◆ Exercises ◆
1. Extract the passage of the text summarization project description that runs from "5) **Training**" up to and including "and discuss performance.".
2. Continue the text summarization project description from where it stops, not the material that follows it.

◆ Document extract ◆

# Text Summarization

---
## Content
1) **Project Overview**
2) **Import Dataset**
- In `.parquet`format
3) **Text Preprocessing**
- Tokenize the text data and convert it to sequences
- Pad or truncate sequences to ensure uniform input length.
- Handle special tokens (e.g., start-of-sequence `<sos>` and end-of-sequence `<eos>`).
4) **Model Development**
- Build a Seq2Seq model in TensorFlow with the following components:
    - Encoder (RNN/LSTM/GRU).
    - Decoder with attention mechanism.
    - Attention layer to enhance summary quality.
5) **Training**
- Split the dataset
    - %80 train data
    - %10 validation data
    - %10 test data
- Train the model on the training set
- Monitor performance using the validation set
- Adjust hyperparameters as necessary.
6) **Evaluation**
- Use the test set to generate summaries.
- Evaluate the generated summaries using the ROUGE metric.
7) **Analysis**
- Compare generated summaries to reference summaries and discuss performance.
- Suggest potential improvements or extensions for better results.

---
## Project Overview
This project focuses on developing a text summarization system for news articles using Sequence-to-Sequence (Seq2Seq) models enhanced with attention mechanisms. By utilizing a custom dataset of news content, the model is trained to generate concise, coherent, and informative summaries that capture the key points of each article.

The Seq2Seq architecture, paired with attention, allows the model to dynamically focus on relevant parts of the input text during the decoding process, improving the quality and accuracy of the summaries. This approach addresses the challenge of long and complex news articles by effectively reducing redundancy and preserving critical information.

◆ Data supplied ◆
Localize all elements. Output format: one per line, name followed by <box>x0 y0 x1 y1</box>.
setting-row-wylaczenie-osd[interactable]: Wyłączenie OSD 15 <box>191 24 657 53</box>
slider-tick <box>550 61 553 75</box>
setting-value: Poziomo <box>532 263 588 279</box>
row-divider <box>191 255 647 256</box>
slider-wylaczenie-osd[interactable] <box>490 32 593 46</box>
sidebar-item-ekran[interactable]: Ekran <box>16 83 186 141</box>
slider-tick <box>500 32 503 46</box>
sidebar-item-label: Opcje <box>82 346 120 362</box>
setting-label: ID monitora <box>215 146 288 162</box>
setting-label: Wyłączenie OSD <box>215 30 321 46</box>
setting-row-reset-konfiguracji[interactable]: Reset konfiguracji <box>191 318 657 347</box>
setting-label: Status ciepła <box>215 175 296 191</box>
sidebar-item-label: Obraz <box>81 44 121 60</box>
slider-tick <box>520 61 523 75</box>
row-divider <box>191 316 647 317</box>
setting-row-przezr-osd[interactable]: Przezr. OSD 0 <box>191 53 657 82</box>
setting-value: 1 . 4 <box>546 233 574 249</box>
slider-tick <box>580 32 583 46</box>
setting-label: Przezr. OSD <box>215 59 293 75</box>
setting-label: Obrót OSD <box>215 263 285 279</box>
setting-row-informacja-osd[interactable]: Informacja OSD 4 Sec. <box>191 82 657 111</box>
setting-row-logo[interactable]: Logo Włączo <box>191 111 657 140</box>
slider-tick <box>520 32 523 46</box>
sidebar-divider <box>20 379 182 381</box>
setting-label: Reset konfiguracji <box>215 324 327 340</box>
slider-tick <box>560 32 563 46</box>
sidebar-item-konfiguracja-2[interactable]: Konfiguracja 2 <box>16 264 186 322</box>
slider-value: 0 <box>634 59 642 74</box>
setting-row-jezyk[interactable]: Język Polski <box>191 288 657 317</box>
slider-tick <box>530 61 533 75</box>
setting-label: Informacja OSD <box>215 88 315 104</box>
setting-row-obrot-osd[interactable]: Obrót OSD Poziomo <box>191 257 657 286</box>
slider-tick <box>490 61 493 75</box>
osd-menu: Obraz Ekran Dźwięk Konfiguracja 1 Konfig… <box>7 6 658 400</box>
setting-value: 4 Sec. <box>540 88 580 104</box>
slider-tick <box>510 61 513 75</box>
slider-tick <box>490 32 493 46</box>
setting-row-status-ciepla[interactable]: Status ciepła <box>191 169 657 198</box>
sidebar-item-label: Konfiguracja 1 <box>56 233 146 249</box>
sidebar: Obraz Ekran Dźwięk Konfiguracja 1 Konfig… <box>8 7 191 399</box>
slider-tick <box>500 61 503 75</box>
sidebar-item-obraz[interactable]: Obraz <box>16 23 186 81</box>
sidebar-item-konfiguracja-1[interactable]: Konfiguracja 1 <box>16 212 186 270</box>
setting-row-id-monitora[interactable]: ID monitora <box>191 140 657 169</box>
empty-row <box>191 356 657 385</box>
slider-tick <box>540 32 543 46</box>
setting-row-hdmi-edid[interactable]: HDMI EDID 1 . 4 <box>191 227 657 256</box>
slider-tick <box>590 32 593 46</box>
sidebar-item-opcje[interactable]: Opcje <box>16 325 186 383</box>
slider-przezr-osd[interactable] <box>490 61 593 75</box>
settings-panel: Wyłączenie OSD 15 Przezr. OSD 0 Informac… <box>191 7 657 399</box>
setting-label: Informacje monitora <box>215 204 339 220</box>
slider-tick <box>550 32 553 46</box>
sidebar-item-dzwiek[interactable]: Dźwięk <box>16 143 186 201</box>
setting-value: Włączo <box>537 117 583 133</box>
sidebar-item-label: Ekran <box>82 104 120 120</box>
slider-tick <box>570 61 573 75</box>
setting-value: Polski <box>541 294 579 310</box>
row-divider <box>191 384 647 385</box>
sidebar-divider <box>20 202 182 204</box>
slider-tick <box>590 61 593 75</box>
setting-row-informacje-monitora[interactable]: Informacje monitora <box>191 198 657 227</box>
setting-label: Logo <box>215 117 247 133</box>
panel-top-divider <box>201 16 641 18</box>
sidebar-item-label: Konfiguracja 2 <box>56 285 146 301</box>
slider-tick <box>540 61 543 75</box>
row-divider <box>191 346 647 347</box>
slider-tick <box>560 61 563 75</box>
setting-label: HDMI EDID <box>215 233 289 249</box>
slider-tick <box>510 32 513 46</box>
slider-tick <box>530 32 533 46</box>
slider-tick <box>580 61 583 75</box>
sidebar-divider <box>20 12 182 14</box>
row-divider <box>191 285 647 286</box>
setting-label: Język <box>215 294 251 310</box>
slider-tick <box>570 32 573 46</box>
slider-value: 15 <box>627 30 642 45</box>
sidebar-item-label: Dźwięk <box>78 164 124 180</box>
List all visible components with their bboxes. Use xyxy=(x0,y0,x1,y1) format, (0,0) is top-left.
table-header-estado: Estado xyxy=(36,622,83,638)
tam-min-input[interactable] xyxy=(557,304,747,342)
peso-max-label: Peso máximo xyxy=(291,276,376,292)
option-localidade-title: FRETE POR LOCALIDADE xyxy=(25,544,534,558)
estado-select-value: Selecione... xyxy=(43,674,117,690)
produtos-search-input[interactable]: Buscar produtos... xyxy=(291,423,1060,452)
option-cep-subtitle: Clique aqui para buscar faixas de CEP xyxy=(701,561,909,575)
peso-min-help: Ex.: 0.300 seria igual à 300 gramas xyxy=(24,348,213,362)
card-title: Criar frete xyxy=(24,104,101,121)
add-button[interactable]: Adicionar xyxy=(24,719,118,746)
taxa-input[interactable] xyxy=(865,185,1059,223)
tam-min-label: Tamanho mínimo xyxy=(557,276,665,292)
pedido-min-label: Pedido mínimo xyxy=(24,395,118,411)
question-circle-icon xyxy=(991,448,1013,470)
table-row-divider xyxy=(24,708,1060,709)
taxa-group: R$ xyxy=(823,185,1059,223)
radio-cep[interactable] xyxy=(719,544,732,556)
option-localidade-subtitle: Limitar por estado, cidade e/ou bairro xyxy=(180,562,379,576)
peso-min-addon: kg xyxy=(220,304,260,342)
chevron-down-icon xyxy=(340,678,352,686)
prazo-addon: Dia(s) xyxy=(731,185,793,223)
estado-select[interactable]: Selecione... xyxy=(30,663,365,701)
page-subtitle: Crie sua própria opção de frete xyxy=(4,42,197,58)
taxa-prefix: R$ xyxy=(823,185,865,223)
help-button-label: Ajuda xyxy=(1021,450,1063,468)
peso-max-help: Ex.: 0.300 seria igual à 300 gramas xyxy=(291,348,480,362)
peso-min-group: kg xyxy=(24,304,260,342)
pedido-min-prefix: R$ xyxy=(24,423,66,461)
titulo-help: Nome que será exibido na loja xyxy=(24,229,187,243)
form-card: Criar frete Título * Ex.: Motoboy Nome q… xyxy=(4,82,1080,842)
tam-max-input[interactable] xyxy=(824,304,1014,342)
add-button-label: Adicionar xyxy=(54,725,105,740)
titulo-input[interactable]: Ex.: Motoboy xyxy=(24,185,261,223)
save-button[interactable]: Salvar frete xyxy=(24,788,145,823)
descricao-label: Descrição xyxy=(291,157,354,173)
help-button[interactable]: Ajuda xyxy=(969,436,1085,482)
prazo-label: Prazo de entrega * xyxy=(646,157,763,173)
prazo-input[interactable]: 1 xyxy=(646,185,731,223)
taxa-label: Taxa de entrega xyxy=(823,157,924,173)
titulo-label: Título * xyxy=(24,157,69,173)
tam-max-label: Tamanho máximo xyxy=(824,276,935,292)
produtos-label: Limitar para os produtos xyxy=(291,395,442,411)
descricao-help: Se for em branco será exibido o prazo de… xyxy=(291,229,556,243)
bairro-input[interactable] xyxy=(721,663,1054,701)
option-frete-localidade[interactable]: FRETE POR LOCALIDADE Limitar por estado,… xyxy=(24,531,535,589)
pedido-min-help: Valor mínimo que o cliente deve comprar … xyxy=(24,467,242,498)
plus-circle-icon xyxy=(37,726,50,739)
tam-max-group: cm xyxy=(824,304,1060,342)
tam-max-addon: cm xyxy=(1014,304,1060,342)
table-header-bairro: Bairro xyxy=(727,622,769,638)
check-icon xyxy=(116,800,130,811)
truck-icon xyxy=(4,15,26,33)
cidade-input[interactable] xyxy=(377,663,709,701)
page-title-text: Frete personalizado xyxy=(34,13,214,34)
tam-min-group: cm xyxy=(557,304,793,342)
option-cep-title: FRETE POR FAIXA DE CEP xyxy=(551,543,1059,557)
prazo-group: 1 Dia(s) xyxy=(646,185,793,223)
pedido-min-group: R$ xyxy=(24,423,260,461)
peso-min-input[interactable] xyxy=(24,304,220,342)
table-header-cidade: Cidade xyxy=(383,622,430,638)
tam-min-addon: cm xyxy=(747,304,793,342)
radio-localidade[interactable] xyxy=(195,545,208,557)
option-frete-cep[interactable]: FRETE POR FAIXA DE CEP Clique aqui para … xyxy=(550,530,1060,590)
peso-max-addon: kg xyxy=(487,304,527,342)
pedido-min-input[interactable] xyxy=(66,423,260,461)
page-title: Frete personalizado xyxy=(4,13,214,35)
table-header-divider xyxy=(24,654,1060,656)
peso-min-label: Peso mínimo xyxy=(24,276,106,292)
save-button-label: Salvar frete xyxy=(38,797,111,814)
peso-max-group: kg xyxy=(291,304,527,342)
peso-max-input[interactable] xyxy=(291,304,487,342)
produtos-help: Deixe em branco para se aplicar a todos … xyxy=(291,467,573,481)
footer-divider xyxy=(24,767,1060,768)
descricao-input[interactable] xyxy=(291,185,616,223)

◆ Answers by task ◆
1.
5) **Training**
- Split the dataset
    - %80 train data
    - %10 validation data
    - %10 test data
- Train the model on the training set
- Monitor performance using the validation set
- Adjust hyperparameters as necessary.
6) **Evaluation**
- Use the test set to generate summaries.
- Evaluate the generated summaries using the ROUGE metric.
7) **Analysis**
- Compare generated summaries to reference summaries and discuss performance.

2.
The project includes dataset preprocessing, model training, and evaluation using metrics such as ROUGE, with the goal of producing high-quality, human-like summaries. This work aims to contribute to automated news aggregation, efficient information retrieval, and content generation.

---
## Import Dataset

In [1]:
import pandas as pd
import os

In [2]:
# Current directory
print(os.getcwd())

/Users/fako/Desktop/Neural/NLP/Text Summarization/src


In [3]:
# Read the Parquet file
df = pd.read_parquet('../data/ds1.parquet')

df.head(3)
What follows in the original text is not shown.